Мне стало очевидно, что тип экономического мышления, к которому сегодняшние богатые страны прибегали в период своего перехода от бедности к богатству, утерян. Благодаря повсеместному отсутствию интереса к избранной мной теме и помощи небольшой группы букинистов мне удалось собрать материал, иллюстрирующий эту ныне забытую, но от этого не менее актуальную экономическую логику. Теории, которые когда-то помогли богатым странам разбогатеть, исчезли из современных учебников и практической экономической политики, но одновременно с этим тексты, в прошлом породившие успешные экономические стратегии, исчезали из библиотек. Похоже, генетический материал мудрости прежних времен намеренно Уничтожался. Библиотеки крупных университетов США придерживаются правила, что хотя бы в одной из них должен храниться один экземпляр каждой книги, но и эта стратегия не лишена риска[12]: известны случаи, когда Библиотека Конгресса «теряла» свой экземпляр. Когда единственный известный экземпляр книги немецкого экономиста XVIII века Иоганна Фридриха фон Пфайффера (1718–1787) был утерян из библиотеки Гейдельбергского университета во время Второй мировой войны, решили, что в Германии не осталось ни одного ее экземпляра[13].Тем приятней было мне несколько лет назад обнаружить уцелевший том.
В недобром 1984 году Библиотека Бейкера при Гарвардском университете решила избавиться от книг, которые за последние 50 лет никто не запрашивал. Среди этих книг оказалась почти вся коллекция Фридриха Листа (1789–1846), важного немецкого теоретика промышленной политики и теории неравномерного развития. Один бостонский букинист сообщил мне, что купил у Библиотеки Бейкера книги, которые, как он выразился, «как будто специально для тебя продавались». Они пополнили мою коллекцию. Десять лет спустя я навещал гарвардского профессора, работавшего над сравнением идей Адама Смита и Фридриха Листа. Когда он пожаловался мне, что в Библиотеке Бейкера не хватает материала по Листу, я рассказал ему, куда делись эти книги. Чтобы не быть голословным, я послал ему титульные страницы необходимых ему книг, на которых красовались аккуратные штампики с логотипом Гарвардского университета: «Списано».

● **ЗАДАНИЯ**
1. В каком году, согласно фрагменту об исчезновении экономических книг из библиотек, Библиотека Бейкера при Гарвардском университете решила избавиться от книг, которые никто не запрашивал?
2. Перечислите всех людей, которые названы по имени во фрагменте об исчезновении экономических книг из библиотек.
3. Продолжите текст об исчезновении экономических книг из библиотек, начав сразу после его последнего предложения.
Данные к этим заданиям отношения не имеют.

● **ПРЕДОСТАВЛЕННЫЕ ДАННЫЕ**
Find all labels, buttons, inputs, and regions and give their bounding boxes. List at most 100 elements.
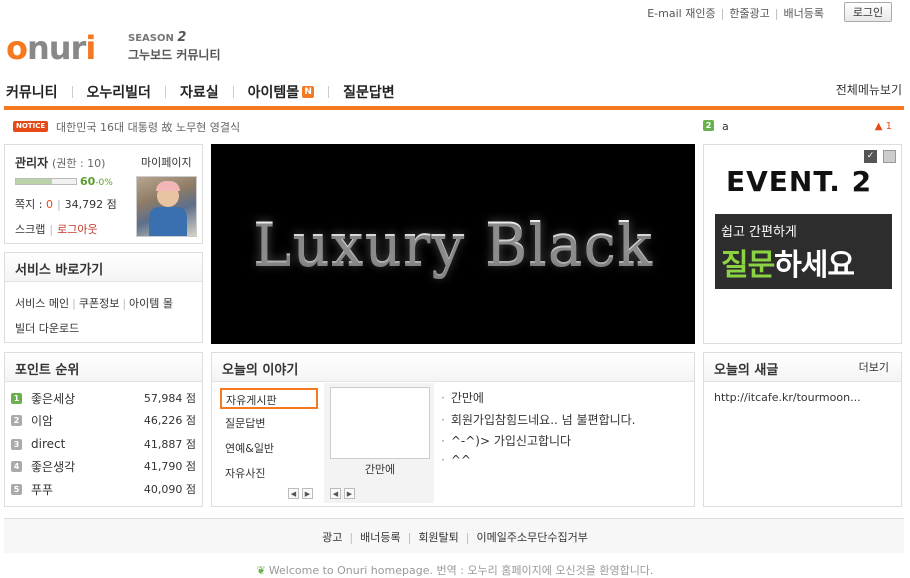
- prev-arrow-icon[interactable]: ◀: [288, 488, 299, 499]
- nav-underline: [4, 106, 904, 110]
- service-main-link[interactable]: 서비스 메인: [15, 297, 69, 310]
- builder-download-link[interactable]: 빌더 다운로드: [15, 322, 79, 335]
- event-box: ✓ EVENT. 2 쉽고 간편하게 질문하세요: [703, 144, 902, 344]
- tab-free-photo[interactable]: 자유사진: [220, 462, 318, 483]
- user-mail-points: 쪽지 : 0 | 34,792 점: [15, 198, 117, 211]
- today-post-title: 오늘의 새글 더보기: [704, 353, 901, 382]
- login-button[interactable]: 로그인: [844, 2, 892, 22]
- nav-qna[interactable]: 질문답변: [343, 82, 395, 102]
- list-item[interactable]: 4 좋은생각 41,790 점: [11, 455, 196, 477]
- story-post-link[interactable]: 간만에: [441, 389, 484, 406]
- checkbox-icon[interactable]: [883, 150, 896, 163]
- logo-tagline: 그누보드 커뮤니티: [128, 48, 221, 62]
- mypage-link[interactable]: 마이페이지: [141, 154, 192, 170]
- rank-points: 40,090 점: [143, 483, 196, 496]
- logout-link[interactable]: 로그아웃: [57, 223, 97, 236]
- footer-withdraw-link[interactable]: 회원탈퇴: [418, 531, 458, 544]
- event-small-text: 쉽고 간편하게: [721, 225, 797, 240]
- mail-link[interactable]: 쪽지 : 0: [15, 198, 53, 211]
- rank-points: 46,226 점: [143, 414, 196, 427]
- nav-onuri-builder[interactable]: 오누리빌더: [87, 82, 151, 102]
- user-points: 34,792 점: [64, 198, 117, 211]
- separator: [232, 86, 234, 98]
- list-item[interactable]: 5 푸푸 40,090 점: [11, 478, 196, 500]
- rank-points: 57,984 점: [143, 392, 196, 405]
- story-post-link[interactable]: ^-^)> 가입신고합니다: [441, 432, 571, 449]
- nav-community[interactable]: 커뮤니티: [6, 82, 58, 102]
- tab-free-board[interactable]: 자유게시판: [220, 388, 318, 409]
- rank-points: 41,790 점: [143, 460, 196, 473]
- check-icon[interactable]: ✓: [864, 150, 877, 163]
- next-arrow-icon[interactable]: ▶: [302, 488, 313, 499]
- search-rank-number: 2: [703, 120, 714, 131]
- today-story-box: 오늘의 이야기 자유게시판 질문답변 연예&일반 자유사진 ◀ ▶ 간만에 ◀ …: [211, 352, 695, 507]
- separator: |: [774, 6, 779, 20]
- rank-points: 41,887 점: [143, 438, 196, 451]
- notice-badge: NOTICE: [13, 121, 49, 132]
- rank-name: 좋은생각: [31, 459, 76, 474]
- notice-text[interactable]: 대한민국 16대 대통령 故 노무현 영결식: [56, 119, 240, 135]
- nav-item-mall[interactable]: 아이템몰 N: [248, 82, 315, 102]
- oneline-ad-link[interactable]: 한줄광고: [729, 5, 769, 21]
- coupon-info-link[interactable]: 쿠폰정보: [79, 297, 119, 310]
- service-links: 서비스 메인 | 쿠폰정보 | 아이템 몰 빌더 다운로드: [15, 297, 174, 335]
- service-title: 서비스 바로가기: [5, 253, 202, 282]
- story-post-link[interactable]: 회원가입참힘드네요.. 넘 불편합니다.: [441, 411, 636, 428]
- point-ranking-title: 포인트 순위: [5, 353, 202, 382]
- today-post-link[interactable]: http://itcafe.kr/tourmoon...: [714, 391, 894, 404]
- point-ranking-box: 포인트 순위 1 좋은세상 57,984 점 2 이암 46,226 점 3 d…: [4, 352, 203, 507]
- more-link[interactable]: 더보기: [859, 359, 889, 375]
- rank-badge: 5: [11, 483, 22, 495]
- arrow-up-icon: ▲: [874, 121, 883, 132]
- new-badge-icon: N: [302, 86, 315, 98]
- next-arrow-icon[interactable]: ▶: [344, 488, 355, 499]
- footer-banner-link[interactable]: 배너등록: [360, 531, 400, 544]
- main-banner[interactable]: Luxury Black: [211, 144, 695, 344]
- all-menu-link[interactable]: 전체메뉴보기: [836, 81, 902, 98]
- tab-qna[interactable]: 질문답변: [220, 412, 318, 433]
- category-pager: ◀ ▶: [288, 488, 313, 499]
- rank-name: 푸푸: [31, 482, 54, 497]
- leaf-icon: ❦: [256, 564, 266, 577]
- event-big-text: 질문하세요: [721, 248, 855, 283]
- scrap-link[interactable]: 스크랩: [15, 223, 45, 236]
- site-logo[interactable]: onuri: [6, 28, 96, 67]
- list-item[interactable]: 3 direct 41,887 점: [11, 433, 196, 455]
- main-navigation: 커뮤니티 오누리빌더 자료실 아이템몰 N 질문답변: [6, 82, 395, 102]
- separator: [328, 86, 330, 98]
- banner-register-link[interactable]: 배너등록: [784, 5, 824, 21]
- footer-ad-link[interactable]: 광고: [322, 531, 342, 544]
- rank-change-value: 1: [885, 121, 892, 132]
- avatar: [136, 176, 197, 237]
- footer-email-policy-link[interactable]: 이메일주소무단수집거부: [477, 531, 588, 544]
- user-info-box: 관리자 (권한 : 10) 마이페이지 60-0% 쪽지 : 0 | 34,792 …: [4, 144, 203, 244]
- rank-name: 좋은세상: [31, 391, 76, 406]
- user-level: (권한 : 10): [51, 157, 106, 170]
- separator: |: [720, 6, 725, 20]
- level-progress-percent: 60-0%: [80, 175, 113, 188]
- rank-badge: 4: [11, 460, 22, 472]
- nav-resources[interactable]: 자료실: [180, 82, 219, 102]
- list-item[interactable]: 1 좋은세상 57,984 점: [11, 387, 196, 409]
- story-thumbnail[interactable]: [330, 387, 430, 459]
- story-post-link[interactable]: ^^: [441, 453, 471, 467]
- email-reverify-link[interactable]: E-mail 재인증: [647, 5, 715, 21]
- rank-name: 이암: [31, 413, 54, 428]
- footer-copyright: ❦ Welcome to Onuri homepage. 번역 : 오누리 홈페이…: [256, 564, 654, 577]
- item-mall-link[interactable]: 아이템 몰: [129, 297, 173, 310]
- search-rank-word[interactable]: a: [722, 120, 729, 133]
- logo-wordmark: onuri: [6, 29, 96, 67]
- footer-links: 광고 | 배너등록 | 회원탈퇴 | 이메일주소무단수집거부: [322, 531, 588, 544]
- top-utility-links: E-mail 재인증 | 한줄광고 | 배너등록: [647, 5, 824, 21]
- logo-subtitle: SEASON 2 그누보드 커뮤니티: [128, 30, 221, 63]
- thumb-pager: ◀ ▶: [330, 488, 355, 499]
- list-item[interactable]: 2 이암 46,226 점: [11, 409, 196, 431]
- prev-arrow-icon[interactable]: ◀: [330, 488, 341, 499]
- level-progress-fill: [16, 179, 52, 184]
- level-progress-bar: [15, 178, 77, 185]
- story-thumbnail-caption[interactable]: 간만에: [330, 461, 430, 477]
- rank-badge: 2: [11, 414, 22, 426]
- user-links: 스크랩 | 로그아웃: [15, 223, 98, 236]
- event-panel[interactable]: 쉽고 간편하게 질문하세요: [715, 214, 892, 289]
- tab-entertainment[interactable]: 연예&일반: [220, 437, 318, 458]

● **ОТВЕТЫ К ЗАДАНИЯМ**
1. В 1984 году.

2. Иоганн Фридрих фон Пфайффер, Фридрих Лист, Адам Смит.

3.
Аналогичным образом в 1970-е годы Нью-Йоркская публичная библиотека решила перевести в формат микрофильмов всю коллекцию памфлетов[14], и все оригинальные материалы были отправлены в макулатуру. Каким-то чудом их спас коллекционер Майкл Зинман. Через 20 лет их обнаружили в его сарае в нью-йоркском районе Ардсли. Мне сообщил об этом знакомый лондонский букинист. Мы с моей женой-библиотекарем провели в общей сложности 4 дня, роясь в куче из 170 тыс. памфлетов, с которых для удобства сканирования были срезаны корешки. Примерно 2300 памфлетов мы увезли домой. В них была вся история экономической политики США начала XIX века: сотни речей, произнесенных в сенате и палате представителей (каждая была издана отдельно) и тысячи документов, повествующих о том, что происходило в стране, пока Соединенные Штаты продвигались от бедности к богатству. Несколько ценных памфлетов и первые издания Давида Рикардо, также отправленные в макулатуру, кто-то уже забрал, но для меня они не представляли интереса, так как эти тексты много раз переиздавались. Настоящими сокровищами были для меня неприметные тексты дебатов об экономической политике не только в США, но и в дюжине других стран, написанные на разных языках. Эта дискуссия не отражена ни в экономической истории США (как правило, написанной в исторической традиции «особого предназначения США»), ни в истории экономической мысли. Только небольшие ее отрывки можно найти в исследованиях, посвященных истории американской политической мысли. Риторика и идеология во многом заслонили от американцев их собственное прошлое.
История открывает нам, как богатые страны богатели при помощи методов, которые сегодня практически полностью запрещены условиями Вашингтонского консенсуса [15] Разработанный в 1990 году, сразу после падения Берлинской стены, Вашингтонский консенсус потребовал среди прочего либерализации торговли, прямых иностранных инвестиций, дерегулирования и приватизации. По мере внедрения реформы Вашингтонского консенсуса стали практически синонимом неолиберализма и рыночного фундаментализма.
В ранние 1990-е годы стали популярными теории Йозефа Шумпетера. К моему большому везению, историю экономической мысли мне преподавал Артур Смитис, один из ближайших гарвардских друзей Шумпетера[16]. Курс его во многом был посвящен Шумпетеру и его теориям. Хотя сам Шумпетер не интересовался проблемой бедности, мне казалось, что его теории по умолчанию описывают бедность и могут помочь мне объяснить, почему принципы Вашингтонского консенсуса оказались столь разрушительными для столь многих беднейших стран мира.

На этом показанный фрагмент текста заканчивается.